Also, I still don’t buy the claim about the temperature. You said in the linked comment that putting a known-microstate cup of tea in contact with an unknown-microstate cup of tea wouldn’t really be thermal equilibrium because it would be “not using all the information at your disposal. And if you don’t use the information it’s as if you didn’t have it.”
If I know the exact state of a cup of tea, and am able to predict how that state will evolve in the future, the cup of tea has zero entropy.
Then suppose I take a glass of water that is Boltzmann-distributed. It has some spread over possible microstates—the bigger the spread, the higher entropy (And also temperature, for Boltzmann-distributed things).
Then you put the tea and the water in thermal contact. Now, for every possible microstate of the glass of water, the combined system evolves to a single final microstate (only one, because you know the exact state of the tea). The combined sytem is no longer Boltzmann in either subsytem, and has the same entropy as the original glass of water, just moved into different microstates.

-----

Written exercise A: In the records, print the stretch from the line containing "interface-mode-select[interactable]: Simplified interface" through the line containing "pan-map-icon[interactable]: ✛ [96, 49, 113, 65]", both included, repeating each line exactly.

-----

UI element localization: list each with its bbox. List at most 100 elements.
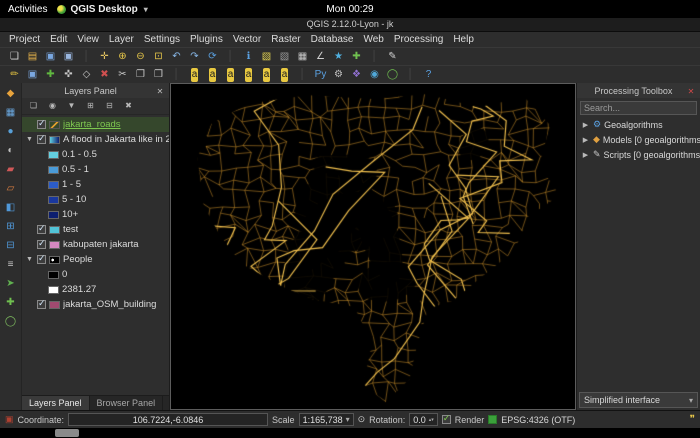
interface-mode-select[interactable]: Simplified interface [579, 392, 698, 408]
layer-visibility-checkbox[interactable] [37, 225, 46, 234]
attribute-table-icon[interactable]: ▦ [294, 49, 311, 65]
plugin-manager-icon[interactable]: ❖ [348, 67, 365, 83]
add-gpx-layer-icon[interactable]: ➤ [2, 276, 19, 291]
menu-edit[interactable]: Edit [45, 32, 72, 47]
menu-database[interactable]: Database [306, 32, 359, 47]
cut-features-icon[interactable]: ✂ [114, 67, 131, 83]
toolbar-separator[interactable]: │ [366, 49, 383, 65]
coordinate-input[interactable] [68, 413, 268, 426]
annotation-icon[interactable]: ✎ [384, 49, 401, 65]
expand-all-icon[interactable]: ⊞ [82, 99, 99, 113]
layer-item-people[interactable]: People [22, 252, 169, 267]
save-project-as-icon[interactable]: ▣ [60, 49, 77, 65]
crs-button[interactable]: EPSG:4326 (OTF) [501, 415, 575, 425]
menu-project[interactable]: Project [4, 32, 45, 47]
label-properties-icon[interactable]: a [276, 67, 293, 83]
legend-item-flood-class2[interactable]: 0.5 - 1 [22, 162, 169, 177]
manage-themes-icon[interactable]: ◉ [44, 99, 61, 113]
toolbar-separator[interactable]: │ [78, 49, 95, 65]
proc-item-scripts[interactable]: ✎ Scripts [0 geoalgorithms] [577, 147, 700, 162]
add-mssql-layer-icon[interactable]: ▰ [2, 162, 19, 177]
layer-visibility-checkbox[interactable] [37, 120, 46, 129]
node-tool-icon[interactable]: ◇ [78, 67, 95, 83]
toolbar-separator[interactable]: │ [294, 67, 311, 83]
add-wcs-layer-icon[interactable]: ⊞ [2, 219, 19, 234]
layer-item-jakarta-roads[interactable]: jakarta_roads [22, 117, 169, 132]
labeling-icon[interactable]: a [186, 67, 203, 83]
identify-features-icon[interactable]: ℹ [240, 49, 257, 65]
new-project-icon[interactable]: ❏ [6, 49, 23, 65]
pan-map-icon[interactable]: ✛ [96, 49, 113, 65]
layer-item-flood-2007[interactable]: A flood in Jakarta like in 2007 [22, 132, 169, 147]
spinner-arrows-icon[interactable]: ▴▾ [429, 418, 434, 422]
label-pin-icon[interactable]: a [204, 67, 221, 83]
menu-processing[interactable]: Processing [389, 32, 448, 47]
add-group-icon[interactable]: ❏ [25, 99, 42, 113]
osm-plugin-icon[interactable]: ◯ [384, 67, 401, 83]
zoom-full-icon[interactable]: ⊡ [150, 49, 167, 65]
add-feature-icon[interactable]: ✚ [42, 67, 59, 83]
measure-line-icon[interactable]: ∠ [312, 49, 329, 65]
open-project-icon[interactable]: ▤ [24, 49, 41, 65]
window-titlebar[interactable]: QGIS 2.12.0-Lyon - jk [0, 18, 700, 32]
zoom-last-icon[interactable]: ↶ [168, 49, 185, 65]
add-wms-layer-icon[interactable]: ◧ [2, 200, 19, 215]
python-console-icon[interactable]: Py [312, 67, 329, 83]
save-project-icon[interactable]: ▣ [42, 49, 59, 65]
collapse-all-icon[interactable]: ⊟ [101, 99, 118, 113]
layer-visibility-checkbox[interactable] [37, 300, 46, 309]
toolbar-separator[interactable]: │ [402, 67, 419, 83]
map-canvas[interactable] [171, 84, 575, 409]
paste-features-icon[interactable]: ❒ [150, 67, 167, 83]
tab-browser-panel[interactable]: Browser Panel [90, 396, 164, 410]
log-messages-icon[interactable]: ❞ [690, 414, 695, 425]
add-spatialite-layer-icon[interactable]: ◐ [2, 143, 19, 158]
add-oracle-layer-icon[interactable]: ▱ [2, 181, 19, 196]
filter-legend-icon[interactable]: ▼ [63, 99, 80, 113]
menu-web[interactable]: Web [358, 32, 388, 47]
save-edits-icon[interactable]: ▣ [24, 67, 41, 83]
menu-plugins[interactable]: Plugins [185, 32, 228, 47]
legend-item-flood-class3[interactable]: 1 - 5 [22, 177, 169, 192]
delete-selected-icon[interactable]: ✖ [96, 67, 113, 83]
proc-item-models[interactable]: ◆ Models [0 geoalgorithms] [577, 132, 700, 147]
legend-item-people-class2[interactable]: 2381.27 [22, 282, 169, 297]
add-raster-layer-icon[interactable]: ▦ [2, 105, 19, 120]
processing-search-input[interactable] [580, 101, 697, 115]
copy-features-icon[interactable]: ❐ [132, 67, 149, 83]
magnifier-lock-icon[interactable]: ⊙ [358, 414, 366, 425]
proc-item-geoalgorithms[interactable]: ⚙ Geoalgorithms [577, 117, 700, 132]
layer-item-test[interactable]: test [22, 222, 169, 237]
help-icon[interactable]: ? [420, 67, 437, 83]
bookmark-icon[interactable]: ★ [330, 49, 347, 65]
processing-options-icon[interactable]: ⚙ [330, 67, 347, 83]
scale-combobox[interactable]: 1:165,738 [299, 413, 354, 426]
toggle-editing-icon[interactable]: ✏ [6, 67, 23, 83]
move-feature-icon[interactable]: ✜ [60, 67, 77, 83]
expander-icon[interactable] [581, 121, 590, 129]
add-wfs-layer-icon[interactable]: ⊟ [2, 238, 19, 253]
rotation-spinbox[interactable]: 0.0 ▴▾ [409, 413, 438, 426]
tray-window-button[interactable] [55, 429, 79, 437]
menu-raster[interactable]: Raster [266, 32, 305, 47]
add-postgis-layer-icon[interactable]: ● [2, 124, 19, 139]
toolbar-separator[interactable]: │ [222, 49, 239, 65]
layer-visibility-checkbox[interactable] [37, 240, 46, 249]
menu-vector[interactable]: Vector [228, 32, 266, 47]
menu-settings[interactable]: Settings [139, 32, 185, 47]
web-plugin-icon[interactable]: ◉ [366, 67, 383, 83]
app-menu-button[interactable]: QGIS Desktop [57, 4, 147, 15]
expander-icon[interactable] [25, 136, 34, 143]
menu-view[interactable]: View [72, 32, 104, 47]
deselect-features-icon[interactable]: ▧ [276, 49, 293, 65]
legend-item-flood-class5[interactable]: 10+ [22, 207, 169, 222]
layer-item-kabupaten-jakarta[interactable]: kabupaten jakarta [22, 237, 169, 252]
tab-layers-panel[interactable]: Layers Panel [22, 396, 90, 410]
add-delimited-text-icon[interactable]: ≡ [2, 257, 19, 272]
new-bookmark-icon[interactable]: ✚ [348, 49, 365, 65]
select-features-icon[interactable]: ▧ [258, 49, 275, 65]
zoom-in-icon[interactable]: ⊕ [114, 49, 131, 65]
legend-item-flood-class1[interactable]: 0.1 - 0.5 [22, 147, 169, 162]
label-rotate-icon[interactable]: a [258, 67, 275, 83]
label-move-icon[interactable]: a [240, 67, 257, 83]
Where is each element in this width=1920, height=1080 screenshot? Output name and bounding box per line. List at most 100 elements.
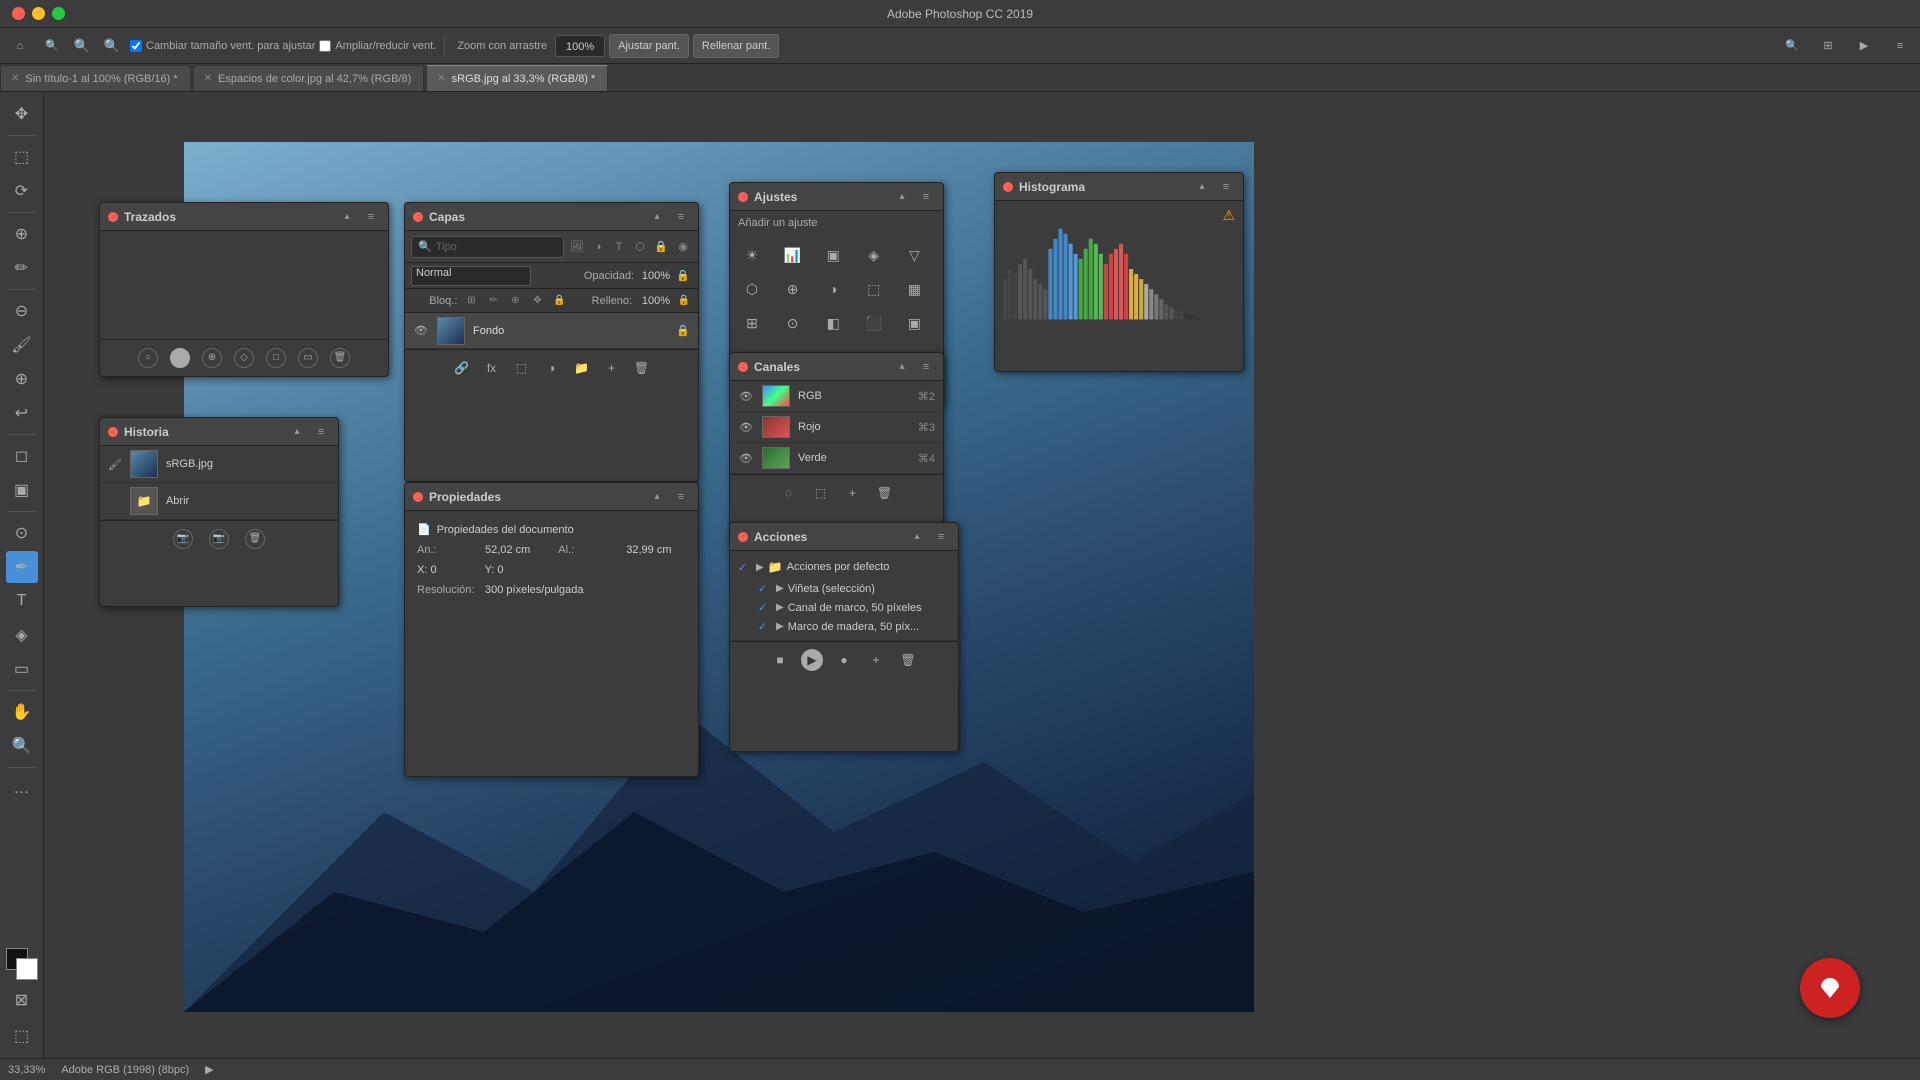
pen-tool[interactable]: ✒	[6, 551, 38, 583]
minimize-button[interactable]	[32, 7, 45, 20]
historia-item-srgb[interactable]: 🖌 sRGB.jpg	[100, 446, 338, 483]
capas-filter-shape[interactable]: ⬡	[631, 238, 649, 256]
background-color[interactable]	[16, 958, 38, 980]
ajuste-channelmixer[interactable]: ▦	[898, 273, 930, 305]
eraser-tool[interactable]: ◻	[6, 440, 38, 472]
brush-tool[interactable]: 🖌	[6, 329, 38, 361]
accion-canal-marco[interactable]: ✓ ▶ Canal de marco, 50 píxeles	[738, 598, 950, 617]
trazados-footer-trash[interactable]: 🗑	[330, 348, 350, 368]
ajuste-brightness[interactable]: ☀	[736, 239, 768, 271]
ajuste-posterize[interactable]: ◧	[817, 307, 849, 339]
historia-menu[interactable]: ≡	[312, 423, 330, 441]
quick-mask-tool[interactable]: ⊠	[6, 984, 38, 1016]
capas-filter-toggle[interactable]: ◉	[674, 238, 692, 256]
canales-close[interactable]	[738, 362, 748, 372]
capas-header[interactable]: Capas ▴ ≡	[405, 203, 698, 231]
layout-icon[interactable]: ⊞	[1814, 32, 1842, 60]
accion-marco-madera-expand[interactable]: ▶	[776, 621, 784, 632]
trazados-menu[interactable]: ≡	[362, 208, 380, 226]
zoom-in-icon[interactable]: 🔍	[98, 32, 126, 60]
accion-vineta-expand[interactable]: ▶	[776, 583, 784, 594]
accion-group-header[interactable]: ✓ ▶ 📁 Acciones por defecto	[738, 555, 950, 579]
capas-search-box[interactable]: 🔍 Tipo	[411, 236, 564, 258]
home-icon[interactable]: ⌂	[6, 32, 34, 60]
more-icon[interactable]: ≡	[1886, 32, 1914, 60]
capas-filter-smart[interactable]: 🔒	[652, 238, 670, 256]
capas-filter-type[interactable]: T	[610, 238, 628, 256]
dodge-tool[interactable]: ⊙	[6, 517, 38, 549]
ajustes-close[interactable]	[738, 192, 748, 202]
canal-rojo[interactable]: 👁 Rojo ⌘3	[730, 412, 943, 443]
histograma-close[interactable]	[1003, 182, 1013, 192]
accion-canal-marco-expand[interactable]: ▶	[776, 602, 784, 613]
canal-trash[interactable]: 🗑	[875, 483, 895, 503]
red-circle-button[interactable]	[1800, 958, 1860, 1018]
capas-new[interactable]: +	[602, 358, 622, 378]
window-controls[interactable]	[12, 7, 65, 20]
marquee-tool[interactable]: ⬚	[6, 141, 38, 173]
tab-sintitulo[interactable]: ✕ Sin título-1 al 100% (RGB/16) *	[0, 65, 191, 91]
tab-srgb[interactable]: ✕ sRGB.jpg al 33,3% (RGB/8) *	[426, 65, 608, 91]
trazados-collapse[interactable]: ▴	[338, 208, 356, 226]
acciones-header[interactable]: Acciones ▴ ≡	[730, 523, 958, 551]
tab-espacios[interactable]: ✕ Espacios de color.jpg al 42,7% (RGB/8)	[193, 65, 425, 91]
ajuste-bw[interactable]: ◑	[817, 273, 849, 305]
capas-blend-select[interactable]: Normal	[411, 266, 531, 286]
capas-group[interactable]: 📁	[572, 358, 592, 378]
propiedades-menu[interactable]: ≡	[672, 488, 690, 506]
capas-mask[interactable]: ⬚	[512, 358, 532, 378]
search-icon[interactable]: 🔍	[38, 32, 66, 60]
trazados-footer-circle3[interactable]: ⊕	[202, 348, 222, 368]
move-tool[interactable]: ✥	[6, 98, 38, 130]
historia-trash[interactable]: 🗑	[245, 529, 265, 549]
search-top-icon[interactable]: 🔍	[1778, 32, 1806, 60]
canal-rgb-eye[interactable]: 👁	[738, 388, 754, 404]
trazados-close[interactable]	[108, 212, 118, 222]
tab-close-icon-2[interactable]: ✕	[204, 73, 212, 84]
ajuste-photofilter[interactable]: ⬚	[858, 273, 890, 305]
maximize-button[interactable]	[52, 7, 65, 20]
ampliar-reducir-checkbox[interactable]	[319, 40, 331, 52]
canal-verde-eye[interactable]: 👁	[738, 450, 754, 466]
acciones-menu[interactable]: ≡	[932, 528, 950, 546]
accion-group-expand[interactable]: ▶	[756, 562, 764, 573]
capas-filter-pixel[interactable]: 🖼	[568, 238, 586, 256]
color-boxes[interactable]	[6, 948, 38, 980]
histograma-collapse[interactable]: ▴	[1193, 178, 1211, 196]
ajuste-curves[interactable]: 📊	[777, 239, 809, 271]
capas-opacity-lock[interactable]: 🔒	[674, 267, 692, 285]
ajustes-header[interactable]: Ajustes ▴ ≡	[730, 183, 943, 211]
history-brush-tool[interactable]: ↩	[6, 397, 38, 429]
layer-eye-icon[interactable]: 👁	[413, 323, 429, 339]
accion-marco-madera[interactable]: ✓ ▶ Marco de madera, 50 píx...	[738, 617, 950, 636]
canal-rojo-eye[interactable]: 👁	[738, 419, 754, 435]
ajuste-threshold[interactable]: ⬛	[858, 307, 890, 339]
capas-fill-adj[interactable]: ◑	[542, 358, 562, 378]
trazados-footer-rect[interactable]: ▭	[298, 348, 318, 368]
tab-close-icon-3[interactable]: ✕	[437, 73, 445, 84]
clone-tool[interactable]: ⊕	[6, 363, 38, 395]
historia-item-abrir[interactable]: 🖌 📁 Abrir	[100, 483, 338, 520]
propiedades-collapse[interactable]: ▴	[648, 488, 666, 506]
trazados-footer-circle2[interactable]	[170, 348, 190, 368]
zoom-out-icon[interactable]: 🔍	[68, 32, 96, 60]
arrow-icon[interactable]: ▶	[1850, 32, 1878, 60]
accion-new-action[interactable]: +	[865, 649, 887, 671]
heal-tool[interactable]: ⊖	[6, 295, 38, 327]
lock-pixel[interactable]: ⊞	[463, 293, 479, 309]
acciones-close[interactable]	[738, 532, 748, 542]
canal-mask[interactable]: ⬚	[811, 483, 831, 503]
lock-position[interactable]: ✏	[485, 293, 501, 309]
layer-fondo[interactable]: 👁 Fondo 🔒	[405, 313, 698, 349]
trazados-footer-circle1[interactable]: ○	[138, 348, 158, 368]
historia-close[interactable]	[108, 427, 118, 437]
screen-mode-tool[interactable]: ⬚	[6, 1020, 38, 1052]
ajuste-exposure[interactable]: ◈	[858, 239, 890, 271]
canales-collapse[interactable]: ▴	[893, 358, 911, 376]
canales-menu[interactable]: ≡	[917, 358, 935, 376]
canal-verde[interactable]: 👁 Verde ⌘4	[730, 443, 943, 474]
capas-relleno-lock[interactable]: 🔒	[676, 293, 692, 309]
capas-link[interactable]: 🔗	[452, 358, 472, 378]
accion-trash[interactable]: 🗑	[897, 649, 919, 671]
lock-all[interactable]: 🔒	[551, 293, 567, 309]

-----

Written exercise B:
Answer these questions from the passage on tea and entropy.
(i) What entropy does the cup of tea have when its exact state is known and its future evolution can be predicted?
(ii) How is the glass of water distributed?
(iii) After the tea and water are put in thermal contact, the combined system has the same entropy as what?

Correct response A:
interface-mode-select[interactable]: Simplified interface [579, 392, 698, 408]
layer-visibility-checkbox[interactable] [37, 225, 46, 234]
attribute-table-icon[interactable]: ▦ [294, 49, 311, 65]
plugin-manager-icon[interactable]: ❖ [348, 67, 365, 83]
add-gpx-layer-icon[interactable]: ➤ [2, 276, 19, 291]
menu-edit[interactable]: Edit [45, 32, 72, 47]
menu-database[interactable]: Database [306, 32, 359, 47]
cut-features-icon[interactable]: ✂ [114, 67, 131, 83]
toolbar-separator[interactable]: │ [366, 49, 383, 65]
coordinate-input[interactable] [68, 413, 268, 426]
annotation-icon[interactable]: ✎ [384, 49, 401, 65]
expand-all-icon[interactable]: ⊞ [82, 99, 99, 113]
layer-item-people[interactable]: People [22, 252, 169, 267]
save-project-as-icon[interactable]: ▣ [60, 49, 77, 65]
crs-button[interactable]: EPSG:4326 (OTF) [501, 415, 575, 425]
menu-project[interactable]: Project [4, 32, 45, 47]
label-properties-icon[interactable]: a [276, 67, 293, 83]
legend-item-flood-class2[interactable]: 0.5 - 1 [22, 162, 169, 177]
manage-themes-icon[interactable]: ◉ [44, 99, 61, 113]
toolbar-separator[interactable]: │ [78, 49, 95, 65]
proc-item-scripts[interactable]: ✎ Scripts [0 geoalgorithms] [577, 147, 700, 162]
add-mssql-layer-icon[interactable]: ▰ [2, 162, 19, 177]
layer-visibility-checkbox[interactable] [37, 120, 46, 129]
node-tool-icon[interactable]: ◇ [78, 67, 95, 83]
toolbar-separator[interactable]: │ [294, 67, 311, 83]
add-wcs-layer-icon[interactable]: ⊞ [2, 219, 19, 234]
layer-item-jakarta-roads[interactable]: jakarta_roads [22, 117, 169, 132]
labeling-icon[interactable]: a [186, 67, 203, 83]
identify-features-icon[interactable]: ℹ [240, 49, 257, 65]
new-project-icon[interactable]: ❏ [6, 49, 23, 65]
pan-map-icon[interactable]: ✛ [96, 49, 113, 65]

Correct response B:
(i) Zero entropy.
(ii) It is Boltzmann-distributed.
(iii) The original glass of water.